TASK INSTRUCTIONS: From the entries that follow, extract each line holding the string "dṛṣṭā".

# # #

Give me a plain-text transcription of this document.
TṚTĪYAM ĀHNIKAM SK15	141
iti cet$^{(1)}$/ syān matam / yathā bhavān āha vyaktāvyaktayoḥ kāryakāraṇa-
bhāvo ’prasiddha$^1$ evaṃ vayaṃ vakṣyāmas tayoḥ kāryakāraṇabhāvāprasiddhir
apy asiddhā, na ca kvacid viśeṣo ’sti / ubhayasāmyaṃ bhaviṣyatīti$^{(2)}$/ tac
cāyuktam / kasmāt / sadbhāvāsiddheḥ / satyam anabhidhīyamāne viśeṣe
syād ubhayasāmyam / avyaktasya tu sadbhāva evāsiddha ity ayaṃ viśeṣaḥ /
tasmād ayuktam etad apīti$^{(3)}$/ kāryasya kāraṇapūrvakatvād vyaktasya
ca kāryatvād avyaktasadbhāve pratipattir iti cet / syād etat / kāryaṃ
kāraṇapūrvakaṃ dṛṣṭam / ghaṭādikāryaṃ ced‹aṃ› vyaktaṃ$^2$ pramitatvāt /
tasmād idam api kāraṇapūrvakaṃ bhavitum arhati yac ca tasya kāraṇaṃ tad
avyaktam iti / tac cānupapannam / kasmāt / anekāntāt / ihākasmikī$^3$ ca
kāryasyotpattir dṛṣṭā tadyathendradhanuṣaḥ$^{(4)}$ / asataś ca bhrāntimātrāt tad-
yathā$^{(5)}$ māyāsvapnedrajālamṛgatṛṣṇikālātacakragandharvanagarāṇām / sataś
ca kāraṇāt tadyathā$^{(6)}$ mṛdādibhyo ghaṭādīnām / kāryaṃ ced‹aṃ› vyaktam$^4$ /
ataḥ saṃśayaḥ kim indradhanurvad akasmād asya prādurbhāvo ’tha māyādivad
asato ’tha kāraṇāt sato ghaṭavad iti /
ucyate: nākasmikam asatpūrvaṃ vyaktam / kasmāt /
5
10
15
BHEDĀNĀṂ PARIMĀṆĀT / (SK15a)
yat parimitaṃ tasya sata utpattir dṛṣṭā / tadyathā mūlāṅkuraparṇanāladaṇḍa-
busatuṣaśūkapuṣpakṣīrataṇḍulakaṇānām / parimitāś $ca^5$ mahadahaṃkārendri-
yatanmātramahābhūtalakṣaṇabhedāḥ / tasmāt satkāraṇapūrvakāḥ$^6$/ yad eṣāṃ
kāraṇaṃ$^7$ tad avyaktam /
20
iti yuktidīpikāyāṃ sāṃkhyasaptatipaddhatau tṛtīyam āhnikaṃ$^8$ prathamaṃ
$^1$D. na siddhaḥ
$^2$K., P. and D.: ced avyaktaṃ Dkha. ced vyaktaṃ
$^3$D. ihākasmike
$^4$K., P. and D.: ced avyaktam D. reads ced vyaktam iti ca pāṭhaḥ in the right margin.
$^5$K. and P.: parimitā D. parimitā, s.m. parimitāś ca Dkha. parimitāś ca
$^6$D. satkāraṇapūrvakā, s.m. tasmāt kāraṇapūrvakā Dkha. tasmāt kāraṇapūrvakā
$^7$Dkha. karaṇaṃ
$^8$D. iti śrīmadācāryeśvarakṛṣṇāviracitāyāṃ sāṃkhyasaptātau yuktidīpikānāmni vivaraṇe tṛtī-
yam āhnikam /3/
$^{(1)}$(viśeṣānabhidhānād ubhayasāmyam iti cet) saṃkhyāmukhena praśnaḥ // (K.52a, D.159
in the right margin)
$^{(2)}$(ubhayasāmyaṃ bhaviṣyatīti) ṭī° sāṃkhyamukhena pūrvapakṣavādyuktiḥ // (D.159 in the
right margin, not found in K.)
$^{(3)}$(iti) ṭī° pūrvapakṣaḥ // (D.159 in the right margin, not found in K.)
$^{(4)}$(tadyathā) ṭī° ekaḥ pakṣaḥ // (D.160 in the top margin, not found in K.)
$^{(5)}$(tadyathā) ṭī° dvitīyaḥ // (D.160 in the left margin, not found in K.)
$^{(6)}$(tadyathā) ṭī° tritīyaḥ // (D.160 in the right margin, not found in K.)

# # #

WRITTEN SOLUTION:
kāryasyotpattir dṛṣṭā tadyathendradhanuṣaḥ$^{(4)}$ / asataś ca bhrāntimātrāt tad-
yat parimitaṃ tasya sata utpattir dṛṣṭā / tadyathā mūlāṅkuraparṇanāladaṇḍa-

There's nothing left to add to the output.